§ Exercise directions: Go through the material below, count the lines with the word "signal", and reply with the count alone.

§ Task inputs:
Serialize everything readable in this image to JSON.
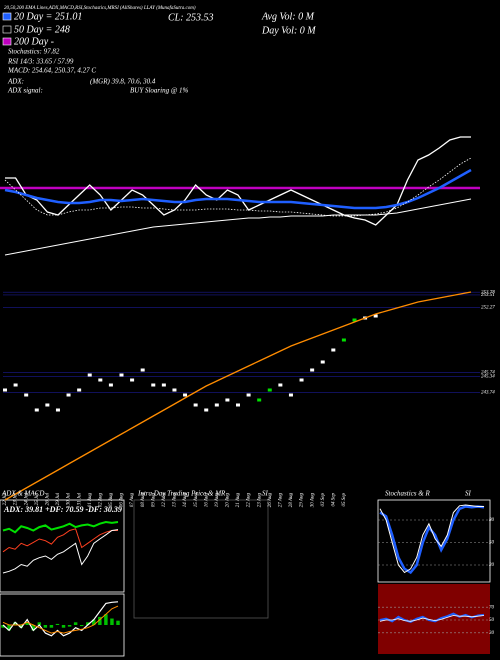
{
  "header": {
    "caption": "20,50,200 EMA Lines,ADX,MACD,RSI,Stochastics,MRSI (AllShares) LLAY (MunafaSutra.com)",
    "ema20": "20 Day = 251.01",
    "ema50": "50 Day = 248",
    "ema200": "200 Day -",
    "stochastics": "Stochastics: 97.82",
    "rsi": "RSI 14/3: 33.65 / 57.99",
    "macd": "MACD: 254.64, 250.37, 4.27 C",
    "adx": "ADX:",
    "adx_values": "(MGR) 39.8, 70.6, 30.4",
    "adx_signal": "ADX  signal:",
    "signal": "BUY Sloaring @ 1%",
    "close": "CL: 253.53",
    "avg_vol": "Avg Vol: 0  M",
    "day_vol": "Day Vol: 0  M"
  },
  "chart_data": [
    {
      "type": "line",
      "ylim": [
        243,
        258
      ],
      "reference_line": {
        "value": 250.2,
        "color": "#c000c0"
      },
      "series": [
        {
          "color": "#ffffff",
          "width": 1.3,
          "values": [
            251.2,
            251.2,
            249.5,
            249,
            247.8,
            247.5,
            248.5,
            249.5,
            250.5,
            249.5,
            248,
            249,
            250,
            249.5,
            248.5,
            247.5,
            248,
            249,
            250.5,
            249.5,
            249,
            250,
            249.5,
            248,
            248.5,
            249,
            249.5,
            250,
            249.5,
            249,
            248.5,
            248,
            247.5,
            247.2,
            247,
            246.5,
            247.5,
            248.5,
            251,
            253,
            253.5,
            254.2,
            255,
            255.3,
            255.3
          ]
        },
        {
          "color": "#1f5fff",
          "width": 2.5,
          "values": [
            250,
            249.8,
            249.5,
            249.2,
            249,
            248.8,
            248.7,
            248.7,
            248.8,
            249,
            249,
            248.9,
            249,
            249.1,
            249,
            248.9,
            248.8,
            248.8,
            249,
            249.1,
            249.1,
            249.1,
            249,
            248.9,
            248.8,
            248.8,
            248.8,
            248.8,
            248.7,
            248.6,
            248.5,
            248.4,
            248.3,
            248.2,
            248.2,
            248.2,
            248.3,
            248.5,
            248.8,
            249.2,
            249.7,
            250.2,
            250.8,
            251.4,
            252
          ]
        },
        {
          "color": "#ffffff",
          "width": 0.8,
          "dash": true,
          "values": [
            251,
            250,
            249,
            248,
            247.5,
            247.5,
            247.8,
            248,
            248,
            248.2,
            248.2,
            248.3,
            248.3,
            248.2,
            248.2,
            248.1,
            248,
            248,
            248,
            248.1,
            248.1,
            248.1,
            248,
            248,
            247.9,
            247.9,
            247.8,
            247.8,
            247.7,
            247.6,
            247.5,
            247.4,
            247.4,
            247.4,
            247.5,
            247.6,
            247.8,
            248.2,
            248.8,
            249.5,
            250.3,
            251,
            251.8,
            252.6,
            253.2
          ]
        },
        {
          "color": "#ffffff",
          "width": 1,
          "values": [
            243.5,
            243.7,
            243.9,
            244.1,
            244.3,
            244.5,
            244.7,
            244.9,
            245.1,
            245.3,
            245.5,
            245.7,
            245.9,
            246.1,
            246.3,
            246.4,
            246.5,
            246.6,
            246.7,
            246.8,
            246.9,
            247,
            247.1,
            247.2,
            247.2,
            247.3,
            247.3,
            247.4,
            247.4,
            247.4,
            247.4,
            247.5,
            247.5,
            247.5,
            247.5,
            247.5,
            247.6,
            247.7,
            247.9,
            248.1,
            248.3,
            248.5,
            248.7,
            248.9,
            249.1
          ]
        }
      ]
    },
    {
      "type": "line",
      "ylim": [
        234,
        256
      ],
      "yticks": [
        253.78,
        253.51,
        252.27,
        245.74,
        245.34,
        243.74
      ],
      "grid": true,
      "categories": [
        "22 Jul",
        "23 Jul",
        "24 Jul",
        "25 Jul",
        "26 Jul",
        "29 Jul",
        "30 Jul",
        "31 Jul",
        "01 Aug",
        "02 Aug",
        "05 Aug",
        "06 Aug",
        "07 Aug",
        "08 Aug",
        "09 Aug",
        "12 Aug",
        "13 Aug",
        "14 Aug",
        "15 Aug",
        "16 Aug",
        "19 Aug",
        "20 Aug",
        "21 Aug",
        "22 Aug",
        "23 Aug",
        "26 Aug",
        "27 Aug",
        "28 Aug",
        "29 Aug",
        "30 Aug",
        "03 Sep",
        "04 Sep",
        "05 Sep",
        null,
        null,
        null,
        null,
        null,
        null,
        null,
        null,
        null,
        null,
        null,
        null
      ],
      "series": [
        {
          "kind": "points",
          "colors": [
            "#fff",
            "#fff",
            "#fff",
            "#fff",
            "#fff",
            "#fff",
            "#fff",
            "#fff",
            "#fff",
            "#fff",
            "#fff",
            "#fff",
            "#fff",
            "#fff",
            "#fff",
            "#fff",
            "#fff",
            "#fff",
            "#fff",
            "#fff",
            "#fff",
            "#fff",
            "#fff",
            "#fff",
            "#00e000",
            "#00e000",
            "#fff",
            "#fff",
            "#fff",
            "#fff",
            "#fff",
            "#fff",
            "#00e000",
            "#00e000",
            "#fff",
            "#fff",
            null,
            null,
            null,
            null,
            null,
            null,
            null,
            null,
            null
          ],
          "values": [
            244,
            244.5,
            243.5,
            242,
            242.5,
            242,
            243.5,
            244,
            245.5,
            245,
            244.5,
            245.5,
            245,
            246,
            244.5,
            244.5,
            244,
            243.5,
            242.5,
            242,
            242.5,
            243,
            242.5,
            243.5,
            243,
            244,
            244.5,
            243.5,
            245,
            246,
            246.8,
            248,
            249,
            251,
            251.2,
            251.4,
            null,
            null,
            null,
            null,
            null,
            null,
            null,
            null,
            null
          ]
        },
        {
          "color": "#ff8c00",
          "width": 1.3,
          "values": [
            233,
            233.6,
            234.2,
            234.8,
            235.4,
            236,
            236.6,
            237.2,
            237.8,
            238.4,
            239,
            239.6,
            240.2,
            240.8,
            241.4,
            242,
            242.6,
            243.2,
            243.8,
            244.4,
            244.9,
            245.4,
            245.9,
            246.4,
            246.9,
            247.4,
            247.9,
            248.4,
            248.8,
            249.2,
            249.6,
            250,
            250.4,
            250.8,
            251.2,
            251.6,
            251.9,
            252.2,
            252.5,
            252.8,
            253,
            253.2,
            253.4,
            253.6,
            253.8
          ]
        }
      ]
    },
    {
      "type": "line",
      "title": "ADX  & MACD",
      "label": "ADX: 39.81 +DF: 70.59 -DF: 30.39",
      "ylim": [
        0,
        100
      ],
      "series": [
        {
          "color": "#00e000",
          "width": 2,
          "values": [
            70,
            72,
            68,
            75,
            73,
            70,
            74,
            76,
            71,
            73,
            75,
            78,
            74,
            76,
            77,
            75,
            78,
            80,
            79,
            80
          ]
        },
        {
          "color": "#ff4020",
          "width": 1,
          "values": [
            45,
            50,
            48,
            55,
            52,
            56,
            60,
            58,
            54,
            62,
            65,
            70,
            72,
            50,
            55,
            60,
            65,
            68,
            70,
            70
          ]
        },
        {
          "color": "#ffffff",
          "width": 1,
          "values": [
            20,
            22,
            25,
            30,
            28,
            35,
            38,
            40,
            36,
            42,
            45,
            50,
            55,
            30,
            40,
            55,
            60,
            65,
            70,
            71
          ]
        }
      ]
    },
    {
      "type": "line",
      "ylim": [
        -5,
        5
      ],
      "series": [
        {
          "kind": "bar",
          "color": "#00c000",
          "values": [
            -0.5,
            -1,
            0.5,
            -0.5,
            0.5,
            -1,
            0.5,
            -0.5,
            -0.5,
            0.2,
            -0.5,
            -0.3,
            0.5,
            -0.2,
            0.5,
            1,
            1.5,
            2,
            1.2,
            0.8
          ]
        },
        {
          "color": "#ffffff",
          "width": 1.2,
          "values": [
            0,
            -1,
            0.5,
            -0.5,
            1,
            -1,
            0,
            -1.5,
            -2,
            -1,
            -2,
            -1.5,
            -0.5,
            -1,
            0,
            1,
            2.5,
            4,
            4.2,
            4.3
          ]
        },
        {
          "color": "#ff8c00",
          "width": 1,
          "values": [
            0.5,
            0,
            0,
            0,
            0.5,
            0,
            -0.5,
            -1,
            -1.5,
            -1.2,
            -1.5,
            -1.2,
            -1,
            -0.8,
            -0.5,
            0,
            1,
            2,
            3,
            3.5
          ]
        }
      ]
    },
    {
      "type": "line",
      "title": "Intra Day Trading Price & MR",
      "title2": "SI",
      "series": []
    },
    {
      "type": "line",
      "title": "Stochastics & R",
      "title2": "SI",
      "ylim": [
        0,
        100
      ],
      "yticks": [
        80,
        50,
        20
      ],
      "grid": true,
      "series": [
        {
          "color": "#1f5fff",
          "width": 2.5,
          "values": [
            90,
            85,
            60,
            30,
            15,
            10,
            20,
            50,
            70,
            60,
            40,
            55,
            80,
            95,
            98,
            97,
            98,
            97
          ]
        },
        {
          "color": "#ffffff",
          "width": 1,
          "values": [
            95,
            80,
            50,
            20,
            10,
            15,
            30,
            60,
            75,
            55,
            45,
            60,
            90,
            99,
            100,
            99,
            98,
            98
          ]
        }
      ]
    },
    {
      "type": "line",
      "ylim": [
        0,
        100
      ],
      "yticks": [
        70,
        50,
        30
      ],
      "grid": true,
      "background": "#800000",
      "series": [
        {
          "color": "#1f5fff",
          "width": 2,
          "values": [
            50,
            52,
            48,
            55,
            50,
            47,
            52,
            55,
            50,
            48,
            53,
            56,
            60,
            55,
            58,
            54,
            57,
            58
          ]
        },
        {
          "color": "#ffffff",
          "width": 0.8,
          "values": [
            48,
            50,
            50,
            52,
            49,
            48,
            50,
            53,
            51,
            49,
            51,
            54,
            57,
            56,
            56,
            55,
            56,
            57
          ]
        }
      ]
    }
  ]
}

§ Finished task: 2